◆ **GIVEN EXERCISE**:
Locate the string "settings" throughout the material and copy every line in which it occurs.

◆ **STORED DATA**:
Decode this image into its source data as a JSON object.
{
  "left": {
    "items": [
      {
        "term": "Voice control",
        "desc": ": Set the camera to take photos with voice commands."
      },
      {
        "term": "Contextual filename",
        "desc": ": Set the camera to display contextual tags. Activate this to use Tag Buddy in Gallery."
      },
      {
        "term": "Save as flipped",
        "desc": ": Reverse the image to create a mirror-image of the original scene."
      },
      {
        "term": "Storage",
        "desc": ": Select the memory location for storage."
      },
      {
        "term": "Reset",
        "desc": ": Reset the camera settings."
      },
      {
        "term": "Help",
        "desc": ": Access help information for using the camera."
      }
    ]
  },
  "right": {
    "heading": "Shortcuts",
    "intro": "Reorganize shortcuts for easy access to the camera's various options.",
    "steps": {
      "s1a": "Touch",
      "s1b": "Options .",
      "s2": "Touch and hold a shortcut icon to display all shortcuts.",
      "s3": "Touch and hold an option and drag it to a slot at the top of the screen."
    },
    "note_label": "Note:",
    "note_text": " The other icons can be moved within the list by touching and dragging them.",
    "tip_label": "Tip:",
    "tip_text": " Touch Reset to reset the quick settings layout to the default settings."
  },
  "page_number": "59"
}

◆ **TASK RESULT**:
        "desc": ": Reset the camera settings."
    "tip_text": " Touch Reset to reset the quick settings layout to the default settings."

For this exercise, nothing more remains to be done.